# Start of MATERIAL TO PROCESS
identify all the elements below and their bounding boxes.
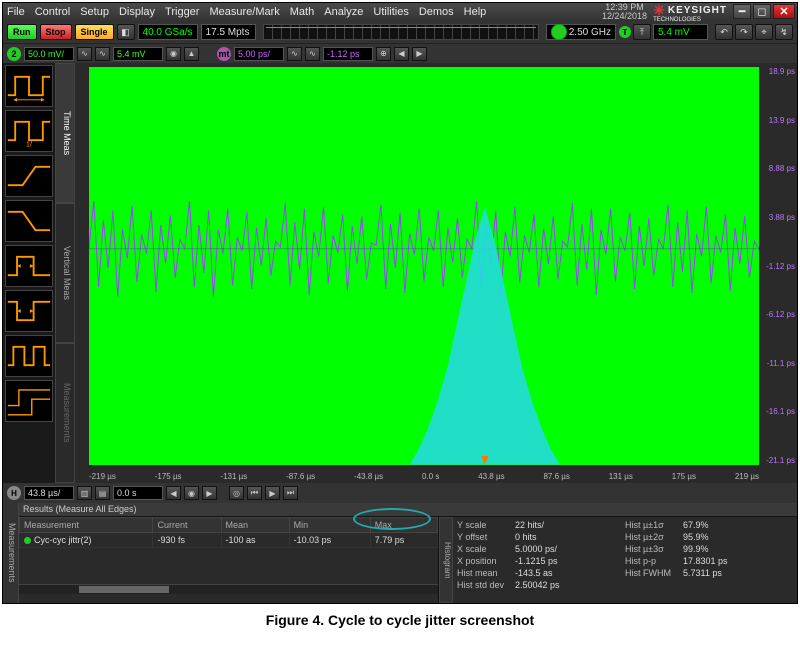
stop-button[interactable]: Stop (40, 24, 72, 40)
histogram-tab[interactable]: Histogram (439, 517, 453, 603)
undo-icon[interactable]: ↶ (715, 24, 733, 40)
horiz-mode2-icon[interactable]: ▤ (95, 486, 110, 500)
math-trend-badge[interactable]: mt (217, 47, 231, 61)
meas-thumb-freq[interactable]: 1/ (5, 110, 53, 152)
figure-caption: Figure 4. Cycle to cycle jitter screensh… (0, 612, 800, 628)
mt-coupling2-icon[interactable]: ∿ (305, 47, 320, 61)
menu-trigger[interactable]: Trigger (165, 6, 199, 18)
waveform-plot[interactable] (89, 67, 759, 465)
channel-toolbar: 2 50.0 mV/ ∿ ∿ 5.4 mV ◉ ▲ mt 5.00 ps/ ∿ … (3, 43, 797, 63)
measurement-thumbnails: 1/ (3, 63, 55, 483)
measurement-sidebar: 1/ Time Meas Vertical Meas Measurements (3, 63, 75, 483)
menu-measure[interactable]: Measure/Mark (209, 6, 279, 18)
mt-scale-field[interactable]: 5.00 ps/ (234, 47, 284, 61)
col-min[interactable]: Min (289, 518, 370, 533)
play-prev-icon[interactable]: ⏮ (247, 486, 262, 500)
minimize-button[interactable]: ━ (733, 4, 751, 19)
horiz-center-icon[interactable]: ◉ (184, 486, 199, 500)
results-scrollbar[interactable] (19, 584, 438, 594)
default-setup-icon[interactable]: ↯ (775, 24, 793, 40)
y-axis-ticks: 18.9 ps13.9 ps8.88 ps3.88 ps-1.12 ps-6.1… (761, 67, 795, 465)
col-max[interactable]: Max (370, 518, 437, 533)
horiz-scale-field[interactable]: 43.8 µs/ (24, 486, 74, 500)
app-window: File Control Setup Display Trigger Measu… (2, 2, 798, 604)
meas-thumb-rise[interactable] (5, 155, 53, 197)
clock: 12:39 PM12/24/2018 (602, 3, 647, 21)
col-current[interactable]: Current (153, 518, 221, 533)
ch2-coupling-dc-icon[interactable]: ∿ (95, 47, 110, 61)
meas-thumb-delay[interactable] (5, 380, 53, 422)
horiz-right-icon[interactable]: ▶ (202, 486, 217, 500)
svg-text:1/: 1/ (26, 140, 33, 149)
waveform-area[interactable]: 18.9 ps13.9 ps8.88 ps3.88 ps-1.12 ps-6.1… (75, 63, 797, 483)
menu-display[interactable]: Display (119, 6, 155, 18)
zoom-icon[interactable]: ◎ (229, 486, 244, 500)
results-side-tab[interactable]: Measurements (3, 503, 19, 603)
horizontal-badge: H (7, 486, 21, 500)
mt-next-icon[interactable]: ▶ (412, 47, 427, 61)
trigger-level-field[interactable]: 5.4 mV (653, 24, 708, 40)
brand-logo: ✳KEYSIGHTTECHNOLOGIES (653, 2, 727, 23)
trigger-indicator: T (619, 26, 631, 38)
col-mean[interactable]: Mean (221, 518, 289, 533)
menu-help[interactable]: Help (464, 6, 487, 18)
meas-thumb-duty[interactable] (5, 335, 53, 377)
autoscale-icon[interactable]: ⌖ (755, 24, 773, 40)
mt-offset-field[interactable]: -1.12 ps (323, 47, 373, 61)
ch2-offset-up-icon[interactable]: ▲ (184, 47, 199, 61)
horizontal-toolbar: H 43.8 µs/ ▥ ▤ 0.0 s ◀ ◉ ▶ ◎ ⏮ ▶ ⏭ (3, 483, 797, 503)
histogram-stats: Y scale22 hits/ Y offset0 hits X scale5.… (453, 517, 797, 597)
col-measurement[interactable]: Measurement (20, 518, 153, 533)
trigger-slope-icon[interactable]: ⤒ (633, 24, 651, 40)
results-title: Results (Measure All Edges) (19, 503, 797, 517)
bandwidth-field[interactable]: 2.50 GHz (546, 24, 616, 40)
ch2-scale-field[interactable]: 50.0 mV/ (24, 47, 74, 61)
menu-math[interactable]: Math (290, 6, 314, 18)
horiz-pos-field[interactable]: 0.0 s (113, 486, 163, 500)
menu-demos[interactable]: Demos (419, 6, 454, 18)
sidebar-tab-measurements[interactable]: Measurements (55, 343, 75, 483)
redo-icon[interactable]: ↷ (735, 24, 753, 40)
menu-bar: File Control Setup Display Trigger Measu… (3, 3, 797, 21)
clear-display-icon[interactable]: ◧ (117, 24, 135, 40)
mt-prev-icon[interactable]: ◀ (394, 47, 409, 61)
single-button[interactable]: Single (75, 24, 114, 40)
histogram-overlay (391, 186, 579, 465)
mt-center-icon[interactable]: ⊕ (376, 47, 391, 61)
sidebar-tab-vertical[interactable]: Vertical Meas (55, 203, 75, 343)
x-axis-ticks: -219 µs-175 µs-131 µs-87.6 µs-43.8 µs0.0… (89, 472, 759, 481)
channel-2-badge[interactable]: 2 (7, 47, 21, 61)
maximize-button[interactable]: ◻ (753, 4, 771, 19)
results-table: Measurement Current Mean Min Max Cyc-cyc… (19, 517, 439, 603)
menu-analyze[interactable]: Analyze (324, 6, 363, 18)
meas-thumb-poswidth[interactable] (5, 245, 53, 287)
results-panel: Measurements Results (Measure All Edges)… (3, 503, 797, 603)
meas-thumb-fall[interactable] (5, 200, 53, 242)
acquisition-toolbar: Run Stop Single ◧ 40.0 GSa/s 17.5 Mpts 2… (3, 21, 797, 43)
run-button[interactable]: Run (7, 24, 37, 40)
menu-file[interactable]: File (7, 6, 25, 18)
ch2-coupling-ac-icon[interactable]: ∿ (77, 47, 92, 61)
mem-depth-field[interactable]: 17.5 Mpts (201, 24, 256, 40)
horizontal-overview[interactable] (263, 24, 539, 40)
menu-control[interactable]: Control (35, 6, 70, 18)
mt-coupling-icon[interactable]: ∿ (287, 47, 302, 61)
menu-utilities[interactable]: Utilities (373, 6, 408, 18)
ch2-offset-down-icon[interactable]: ◉ (166, 47, 181, 61)
horiz-mode1-icon[interactable]: ▥ (77, 486, 92, 500)
horiz-left-icon[interactable]: ◀ (166, 486, 181, 500)
play-icon[interactable]: ▶ (265, 486, 280, 500)
sidebar-tab-time[interactable]: Time Meas (55, 63, 75, 203)
ch2-offset-field[interactable]: 5.4 mV (113, 47, 163, 61)
table-row[interactable]: Cyc-cyc jittr(2) -930 fs -100 as -10.03 … (20, 533, 438, 548)
meas-thumb-period[interactable] (5, 65, 53, 107)
meas-thumb-negwidth[interactable] (5, 290, 53, 332)
sample-rate-field[interactable]: 40.0 GSa/s (138, 24, 198, 40)
play-next-icon[interactable]: ⏭ (283, 486, 298, 500)
close-button[interactable]: ✕ (773, 4, 795, 19)
menu-setup[interactable]: Setup (80, 6, 109, 18)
# End of MATERIAL TO PROCESS
Show each line of the data above that contains the string "File".

app-window: File Control Setup Display Trigger Measu… (2, 2, 798, 604)
menu-bar: File Control Setup Display Trigger Measu… (3, 3, 797, 21)
menu-file[interactable]: File (7, 6, 25, 18)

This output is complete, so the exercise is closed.